Stored data
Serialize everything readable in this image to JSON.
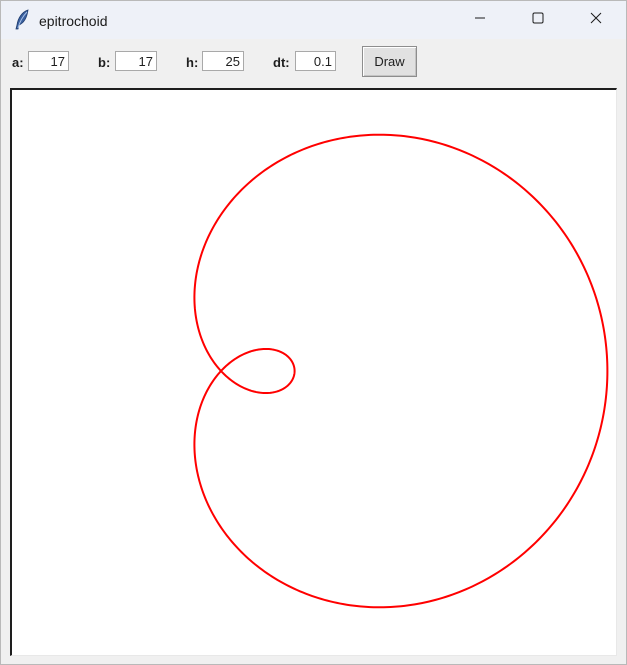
{
  "window": {
    "title": "epitrochoid",
    "icon": "feather-icon",
    "controls": [
      "minimize-icon",
      "maximize-icon",
      "close-icon"
    ]
  },
  "params": {
    "a_label": "a:",
    "a_value": "17",
    "b_label": "b:",
    "b_value": "17",
    "h_label": "h:",
    "h_value": "25",
    "dt_label": "dt:",
    "dt_value": "0.1"
  },
  "toolbar": {
    "draw_label": "Draw"
  },
  "plot": {
    "curve": "epitrochoid",
    "color": "#ff0000"
  }
}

Set problem:
Go through the listing above and pull out each line containing the word "icon".

Output for this exercise:
    "icon": "feather-icon",
      "minimize-icon",
      "maximize-icon",
      "close-icon"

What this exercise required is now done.